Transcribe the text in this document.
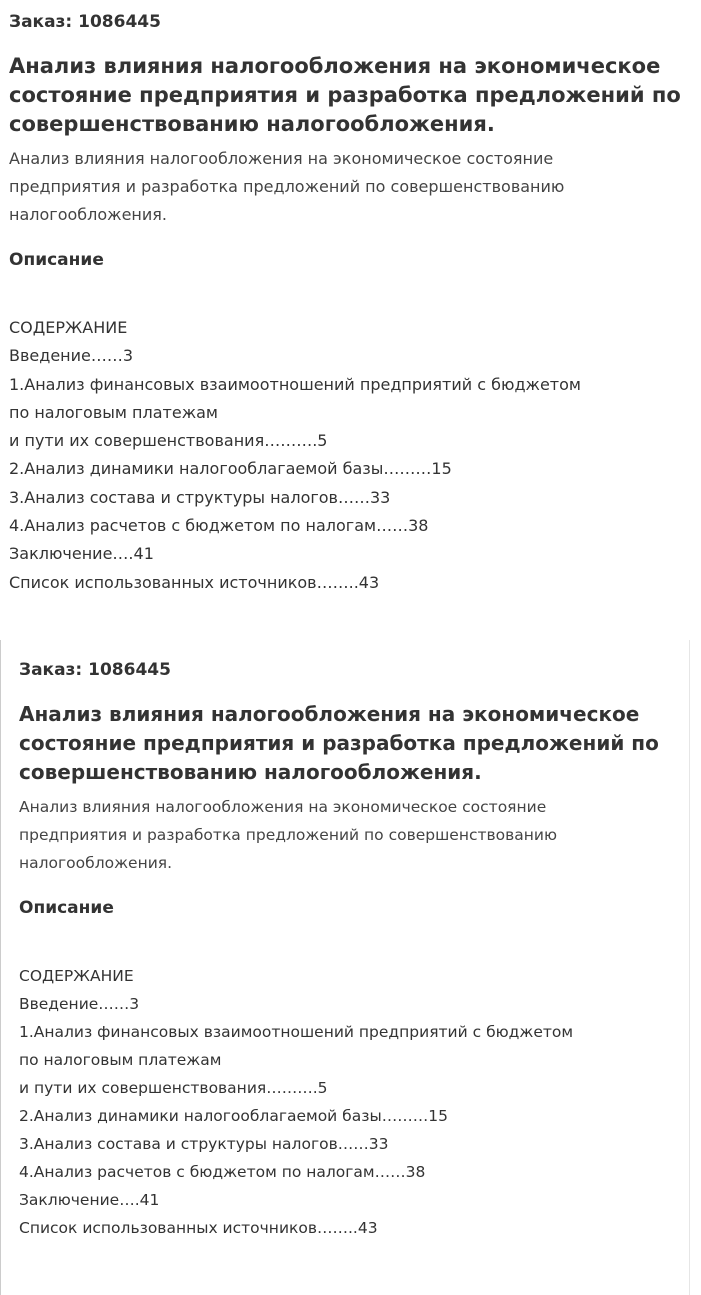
Заказ: 1086445
Анализ влияния налогообложения на экономическое
состояние предприятия и разработка предложений по
совершенствованию налогообложения.
Анализ влияния налогообложения на экономическое состояние
предприятия и разработка предложений по совершенствованию
налогообложения.
Описание
СОДЕРЖАНИЕ
Введение……3
1.Анализ финансовых взаимоотношений предприятий с бюджетом
по налоговым платежам
и пути их совершенствования……….5
2.Анализ динамики налогооблагаемой базы………15
3.Анализ состава и структуры налогов……33
4.Анализ расчетов с бюджетом по налогам……38
Заключение….41
Список использованных источников……..43
Заказ: 1086445
Анализ влияния налогообложения на экономическое
состояние предприятия и разработка предложений по
совершенствованию налогообложения.
Анализ влияния налогообложения на экономическое состояние
предприятия и разработка предложений по совершенствованию
налогообложения.
Описание
СОДЕРЖАНИЕ
Введение……3
1.Анализ финансовых взаимоотношений предприятий с бюджетом
по налоговым платежам
и пути их совершенствования……….5
2.Анализ динамики налогооблагаемой базы………15
3.Анализ состава и структуры налогов……33
4.Анализ расчетов с бюджетом по налогам……38
Заключение….41
Список использованных источников……..43
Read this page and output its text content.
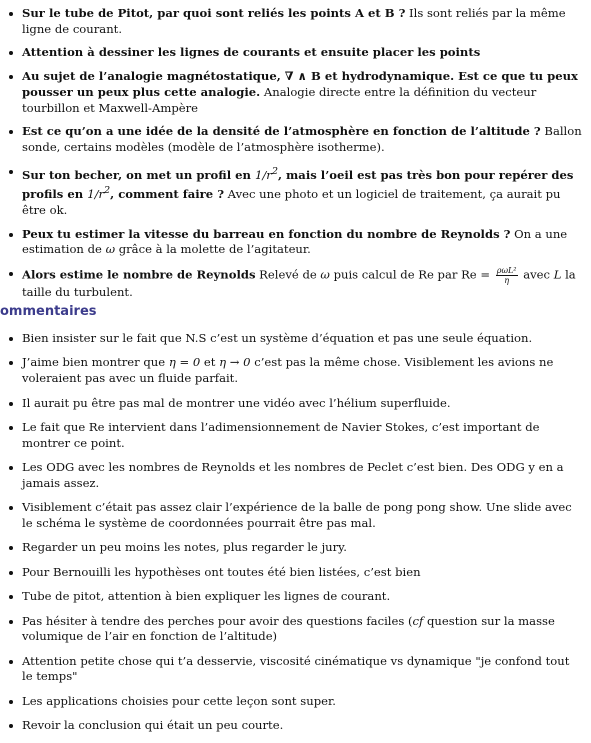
Sur le tube de Pitot, par quoi sont reliés les points A et B ? Ils sont reliés par la même ligne de courant.
Attention à dessiner les lignes de courants et ensuite placer les points
Au sujet de l’analogie magnétostatique, ∇ ∧ B et hydrodynamique. Est ce que tu peux pousser un peux plus cette analogie. Analogie directe entre la définition du vecteur tourbillon et Maxwell-Ampère
Est ce qu’on a une idée de la densité de l’atmosphère en fonction de l’altitude ? Ballon sonde, certains modèles (modèle de l’atmosphère isotherme).
Sur ton becher, on met un profil en $1/r^2$, mais l’oeil est pas très bon pour repérer des profils en $1/r^2$, comment faire ? Avec une photo et un logiciel de traitement, ça aurait pu être ok.
Peux tu estimer la vitesse du barreau en fonction du nombre de Reynolds ? On a une estimation de ω grâce à la molette de l’agitateur.
Alors estime le nombre de Reynolds Relevé de ω puis calcul de Re par $Re = \frac{\text{ρωL²}}{\eta}$ avec L la taille du turbulent.
ommentaires
Bien insister sur le fait que N.S c’est un système d’équation et pas une seule équation.
J’aime bien montrer que η = 0 et η → 0 c’est pas la même chose. Visiblement les avions ne voleraient pas avec un fluide parfait.
Il aurait pu être pas mal de montrer une vidéo avec l’hélium superfluide.
Le fait que Re intervient dans l’adimensionnement de Navier Stokes, c’est important de montrer ce point.
Les ODG avec les nombres de Reynolds et les nombres de Peclet c’est bien. Des ODG y en a jamais assez.
Visiblement c’était pas assez clair l’expérience de la balle de pong pong show. Une slide avec le schéma le système de coordonnées pourrait être pas mal.
Regarder un peu moins les notes, plus regarder le jury.
Pour Bernouilli les hypothèses ont toutes été bien listées, c’est bien
Tube de pitot, attention à bien expliquer les lignes de courant.
Pas hésiter à tendre des perches pour avoir des questions faciles (cf question sur la masse volumique de l’air en fonction de l’altitude)
Attention petite chose qui t’a desservie, viscosité cinématique vs dynamique "je confond tout le temps"
Les applications choisies pour cette leçon sont super.
Revoir la conclusion qui était un peu courte.
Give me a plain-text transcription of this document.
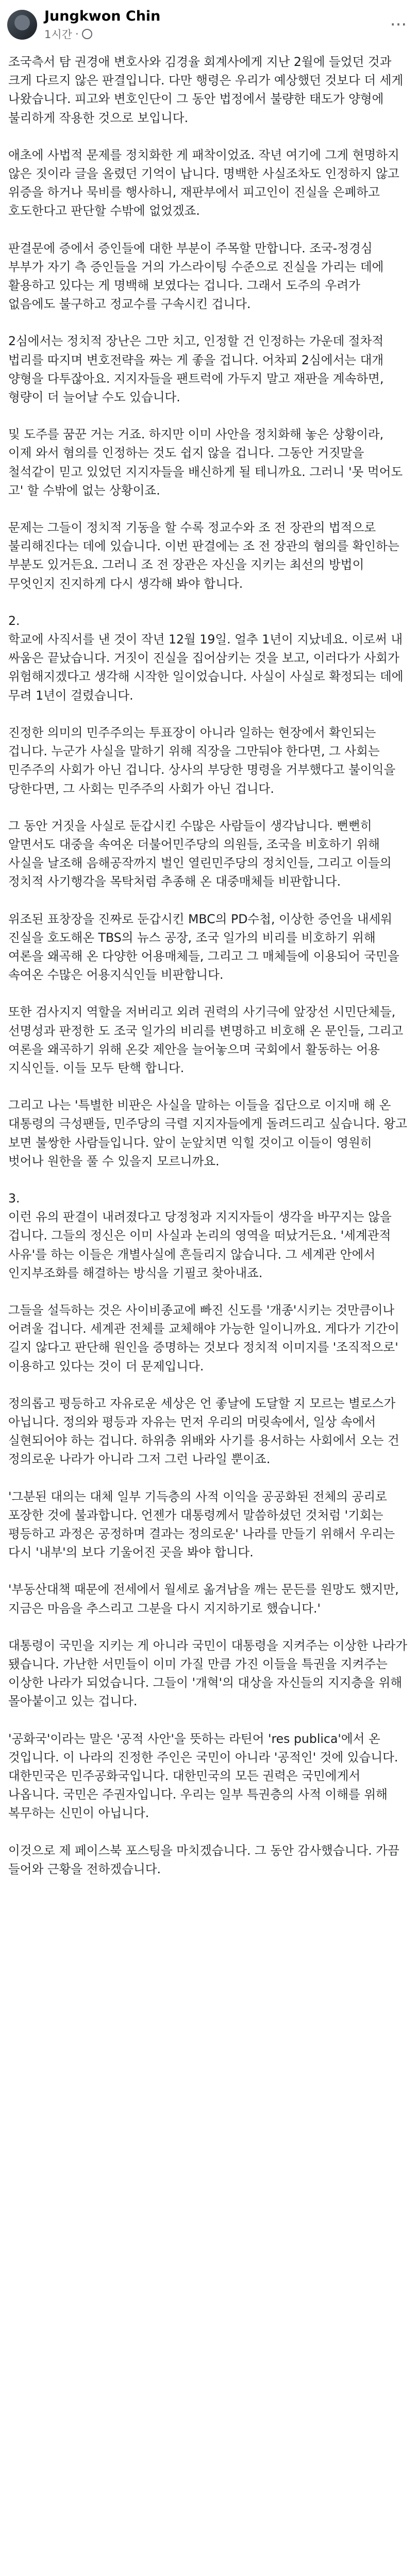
Jungkwon Chin
1시간 ·	···

조국측서 탐 권경애 변호사와 김경율 회계사에게 지난 2월에 들었던 것과 크게 다르지 않은 판결입니다. 다만 행령은 우리가 예상했던 것보다 더 세게 나왔습니다. 피고와 변호인단이 그 동안 법정에서 불량한 태도가 양형에 불리하게 작용한 것으로 보입니다.

애초에 사법적 문제를 정치화한 게 패착이었죠. 작년 여기에 그게 현명하지 않은 짓이라 글을 올렸던 기억이 납니다. 명백한 사실조차도 인정하지 않고 위증을 하거나 묵비를 행사하니, 재판부에서 피고인이 진실을 은폐하고 호도한다고 판단할 수밖에 없었겠죠.

판결문에 증에서 증인들에 대한 부분이 주목할 만합니다. 조국-정경심 부부가 자기 측 증인들을 거의 가스라이팅 수준으로 진실을 가리는 데에 활용하고 있다는 게 명백해 보였다는 겁니다. 그래서 도주의 우려가 없음에도 불구하고 정교수를 구속시킨 겁니다.

2심에서는 정치적 장난은 그만 치고, 인정할 건 인정하는 가운데 절차적 법리를 따지며 변호전략을 짜는 게 좋을 겁니다. 어차피 2심에서는 대개 양형을 다투잖아요. 지지자들을 팬트럭에 가두지 말고 재판을 계속하면, 형량이 더 늘어날 수도 있습니다.

및 도주를 꿈꾼 거는 거죠. 하지만 이미 사안을 정치화해 놓은 상황이라, 이제 와서 혐의를 인정하는 것도 쉽지 않을 겁니다. 그동안 거짓말을 철석같이 믿고 있었던 지지자들을 배신하게 될 테니까요. 그러니 '못 먹어도 고' 할 수밖에 없는 상황이죠.

문제는 그들이 정치적 기동을 할 수록 정교수와 조 전 장관의 법적으로 불리해진다는 데에 있습니다. 이번 판결에는 조 전 장관의 혐의를 확인하는 부분도 있거든요. 그러니 조 전 장관은 자신을 지키는 최선의 방법이 무엇인지 진지하게 다시 생각해 봐야 합니다.

2.
학교에 사직서를 낸 것이 작년 12월 19일. 얼추 1년이 지났네요. 이로써 내 싸움은 끝났습니다. 거짓이 진실을 집어삼키는 것을 보고, 이러다가 사회가 위험해지겠다고 생각해 시작한 일이었습니다. 사실이 사실로 확정되는 데에 무려 1년이 걸렸습니다.

진정한 의미의 민주주의는 투표장이 아니라 일하는 현장에서 확인되는 겁니다. 누군가 사실을 말하기 위해 직장을 그만둬야 한다면, 그 사회는 민주주의 사회가 아닌 겁니다. 상사의 부당한 명령을 거부했다고 불이익을 당한다면, 그 사회는 민주주의 사회가 아닌 겁니다.

그 동안 거짓을 사실로 둔갑시킨 수많은 사람들이 생각납니다. 뻔뻔히 알면서도 대중을 속여온 더불어민주당의 의원들, 조국을 비호하기 위해 사실을 날조해 음해공작까지 벌인 열린민주당의 정치인들, 그리고 이들의 정치적 사기행각을 목탁처럼 추종해 온 대중매체들 비판합니다.

위조된 표창장을 진짜로 둔갑시킨 MBC의 PD수첩, 이상한 증언을 내세워 진실을 호도해온 TBS의 뉴스 공장, 조국 일가의 비리를 비호하기 위해 여론을 왜곡해 온 다양한 어용매체들, 그리고 그 매체들에 이용되어 국민을 속여온 수많은 어용지식인들 비판합니다.

또한 검사지지 역할을 저버리고 외려 권력의 사기극에 앞장선 시민단체들, 선명성과 판정한 도 조국 일가의 비리를 변명하고 비호해 온 문인들, 그리고 여론을 왜곡하기 위해 온갖 제안을 늘어놓으며 국회에서 활동하는 어용 지식인들. 이들 모두 탄핵 합니다.

그리고 나는 '특별한 비판은 사실을 말하는 이들을 집단으로 이지매 해 온 대통령의 극성팬들, 민주당의 극렬 지지자들에게 돌려드리고 싶습니다. 왕고 보면 불쌍한 사람들입니다. 앞이 눈앞치면 익힐 것이고 이들이 영원히 벗어나 원한을 풀 수 있을지 모르니까요.

3.
이런 유의 판결이 내려졌다고 당정청과 지지자들이 생각을 바꾸지는 않을 겁니다. 그들의 정신은 이미 사실과 논리의 영역을 떠났거든요. '세계관적 사유'를 하는 이들은 개별사실에 흔들리지 않습니다. 그 세계관 안에서 인지부조화를 해결하는 방식을 기필코 찾아내죠.

그들을 설득하는 것은 사이비종교에 빠진 신도를 '개종'시키는 것만큼이나 어려울 겁니다. 세계관 전체를 교체해야 가능한 일이니까요. 게다가 기간이 길지 않다고 판단해 원인을 증명하는 것보다 정치적 이미지를 '조직적으로' 이용하고 있다는 것이 더 문제입니다.

정의롭고 평등하고 자유로운 세상은 언 좋날에 도달할 지 모르는 별로스가 아닙니다. 정의와 평등과 자유는 먼저 우리의 머릿속에서, 일상 속에서 실현되어야 하는 겁니다. 하위층 위배와 사기를 용서하는 사회에서 오는 건 정의로운 나라가 아니라 그저 그런 나라일 뿐이죠.

'그분된 대의는 대체 일부 기득층의 사적 이익을 공공화된 전체의 공리로 포장한 것에 불과합니다. 언젠가 대통령께서 말씀하셨던 것처럼 '기회는 평등하고 과정은 공정하며 결과는 정의로운' 나라를 만들기 위해서 우리는 다시 '내부'의 보다 기울어진 곳을 봐야 합니다.

'부동산대책 때문에 전세에서 월세로 옮겨남을 깨는 문든를 원망도 했지만, 지금은 마음을 추스리고 그분을 다시 지지하기로 했습니다.'

대통령이 국민을 지키는 게 아니라 국민이 대통령을 지켜주는 이상한 나라가 됐습니다. 가난한 서민들이 이미 가질 만큼 가진 이들을 특권을 지켜주는 이상한 나라가 되었습니다. 그들이 '개혁'의 대상을 자신들의 지지층을 위해 몰아붙이고 있는 겁니다.

'공화국'이라는 말은 '공적 사안'을 뜻하는 라틴어 'res publica'에서 온 것입니다. 이 나라의 진정한 주인은 국민이 아니라 '공적인' 것에 있습니다. 대한민국은 민주공화국입니다. 대한민국의 모든 권력은 국민에게서 나옵니다. 국민은 주권자입니다. 우리는 일부 특권층의 사적 이해를 위해 복무하는 신민이 아닙니다.

이것으로 제 페이스북 포스팅을 마치겠습니다. 그 동안 감사했습니다. 가끔 들어와 근황을 전하겠습니다.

━━━━━━━━━━

• Aim
Search the data for "était". Copy every matching line.

• Correct output
Visiblement c’était pas assez clair l’expérience de la balle de pong pong show. Une slide avec le schéma le système de coordonnées pourrait être pas mal.
Revoir la conclusion qui était un peu courte.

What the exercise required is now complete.